Direction:
Render the lines from the start of the records below through the line containing "The connecting element 111 is at (479, 310).", including that line, as a JSON list of strings with one string per line, skipping blank lines and leaving out the pictures.

[Dataset items]
_ _ _

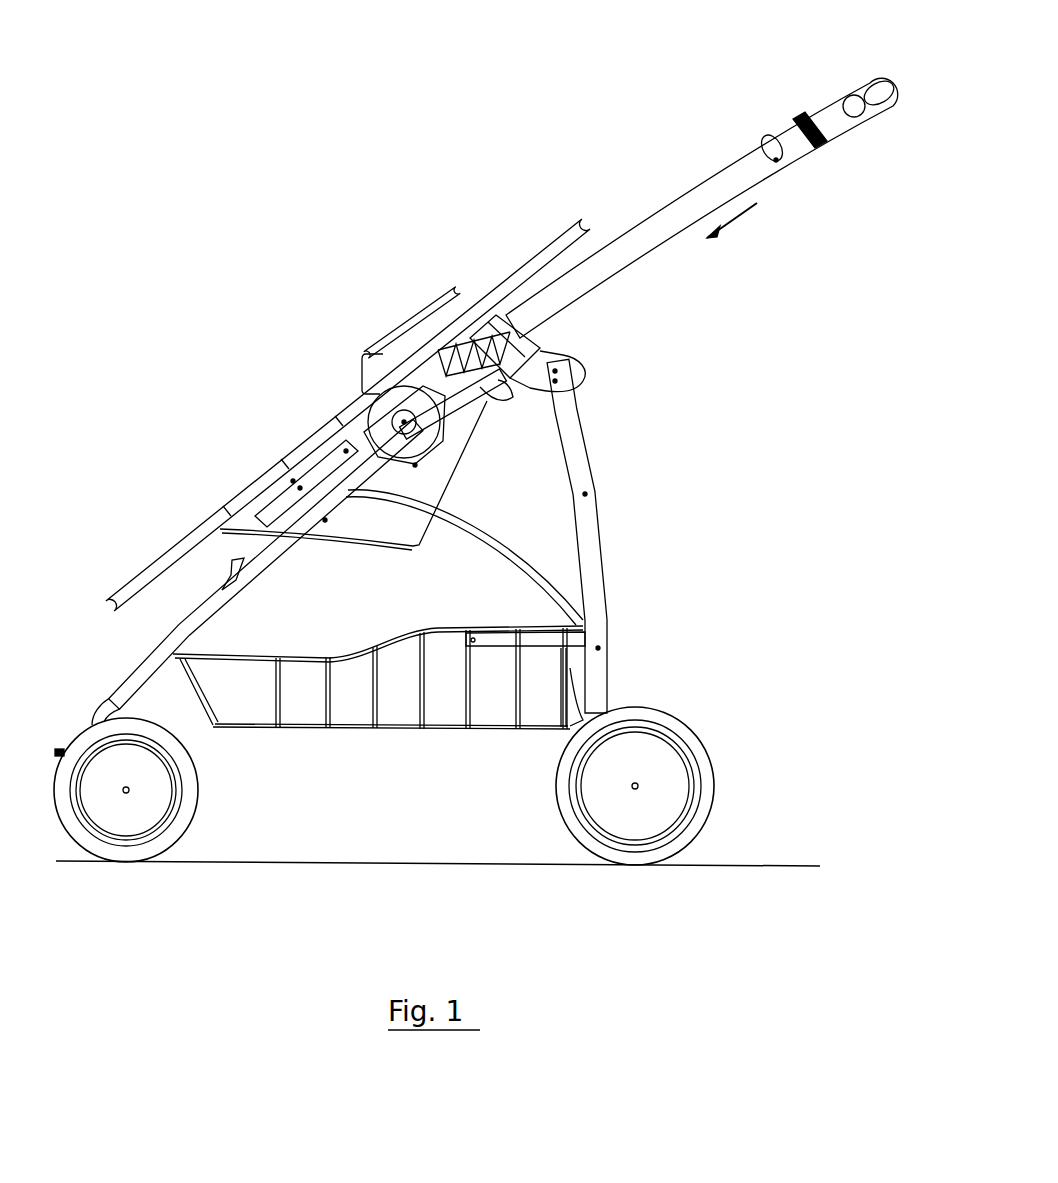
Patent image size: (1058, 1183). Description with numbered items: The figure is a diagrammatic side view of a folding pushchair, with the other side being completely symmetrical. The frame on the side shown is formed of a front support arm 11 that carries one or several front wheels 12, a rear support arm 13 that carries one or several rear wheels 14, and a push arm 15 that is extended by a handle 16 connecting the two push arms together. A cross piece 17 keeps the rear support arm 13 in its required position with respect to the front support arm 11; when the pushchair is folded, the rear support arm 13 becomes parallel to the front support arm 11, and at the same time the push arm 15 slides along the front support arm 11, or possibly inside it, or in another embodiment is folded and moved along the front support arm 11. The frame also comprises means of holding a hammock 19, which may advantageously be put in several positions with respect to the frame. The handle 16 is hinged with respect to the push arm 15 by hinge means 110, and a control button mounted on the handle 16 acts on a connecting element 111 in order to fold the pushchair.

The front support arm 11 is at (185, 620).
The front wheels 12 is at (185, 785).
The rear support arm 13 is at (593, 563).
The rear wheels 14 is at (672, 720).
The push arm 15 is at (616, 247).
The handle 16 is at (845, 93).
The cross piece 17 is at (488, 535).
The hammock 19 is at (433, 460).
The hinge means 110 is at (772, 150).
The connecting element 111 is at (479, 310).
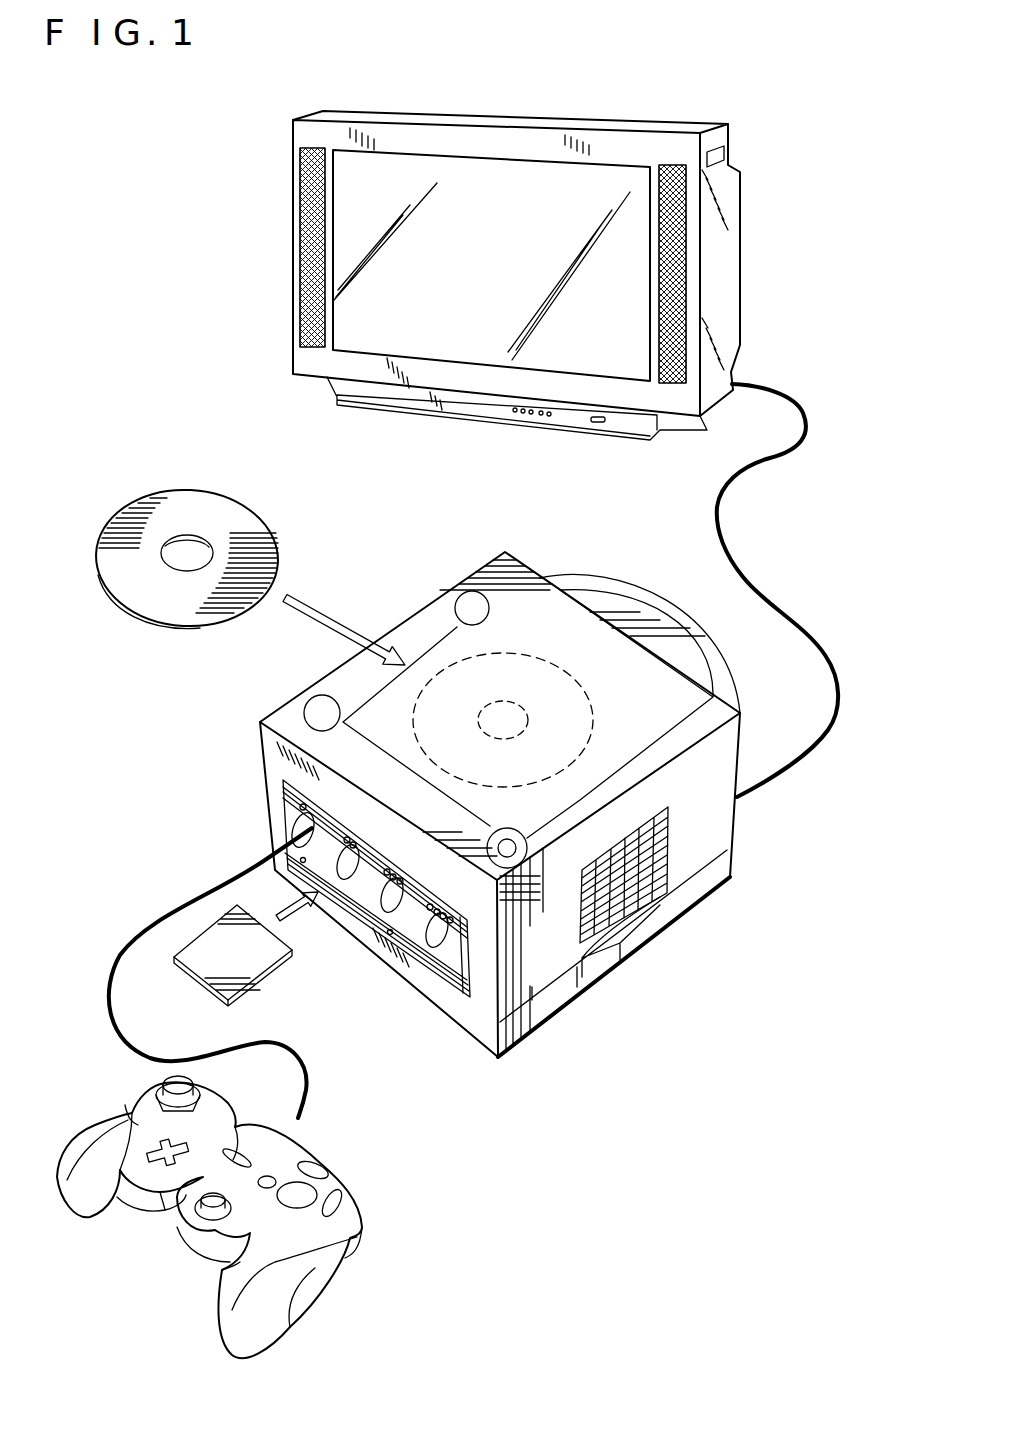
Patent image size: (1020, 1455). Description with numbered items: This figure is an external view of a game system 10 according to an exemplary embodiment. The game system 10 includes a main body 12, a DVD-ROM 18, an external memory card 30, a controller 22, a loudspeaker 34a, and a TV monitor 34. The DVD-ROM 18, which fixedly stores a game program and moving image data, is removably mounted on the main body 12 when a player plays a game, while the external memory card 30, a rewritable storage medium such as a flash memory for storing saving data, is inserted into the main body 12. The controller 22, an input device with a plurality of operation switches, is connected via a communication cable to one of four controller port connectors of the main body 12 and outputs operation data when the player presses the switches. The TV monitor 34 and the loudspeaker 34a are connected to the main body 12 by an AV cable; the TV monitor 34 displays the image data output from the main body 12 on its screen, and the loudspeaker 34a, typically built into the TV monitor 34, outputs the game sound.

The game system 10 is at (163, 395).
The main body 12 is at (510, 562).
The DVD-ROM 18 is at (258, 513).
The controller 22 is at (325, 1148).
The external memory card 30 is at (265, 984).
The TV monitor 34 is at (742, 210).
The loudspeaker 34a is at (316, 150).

_ _ _

Task result:
[
  "Patent image size: (1058, 1183). Description with numbered items: The figure is a diagrammatic side view of a folding pushchair, with the other side being completely symmetrical. The frame on the side shown is formed of a front support arm 11 that carries one or several front wheels 12, a rear support arm 13 that carries one or several rear wheels 14, and a push arm 15 that is extended by a handle 16 connecting the two push arms together. A cross piece 17 keeps the rear support arm 13 in its required position with respect to the front support arm 11; when the pushchair is folded, the rear support arm 13 becomes parallel to the front support arm 11, and at the same time the push arm 15 slides along the front support arm 11, or possibly inside it, or in another embodiment is folded and moved along the front support arm 11. The frame also comprises means of holding a hammock 19, which may advantageously be put in several positions with respect to the frame. The handle 16 is hinged with respect to the push arm 15 by hinge means 110, and a control button mounted on the handle 16 acts on a connecting element 111 in order to fold the pushchair.",
  "The front support arm 11 is at (185, 620).",
  "The front wheels 12 is at (185, 785).",
  "The rear support arm 13 is at (593, 563).",
  "The rear wheels 14 is at (672, 720).",
  "The push arm 15 is at (616, 247).",
  "The handle 16 is at (845, 93).",
  "The cross piece 17 is at (488, 535).",
  "The hammock 19 is at (433, 460).",
  "The hinge means 110 is at (772, 150).",
  "The connecting element 111 is at (479, 310)."
]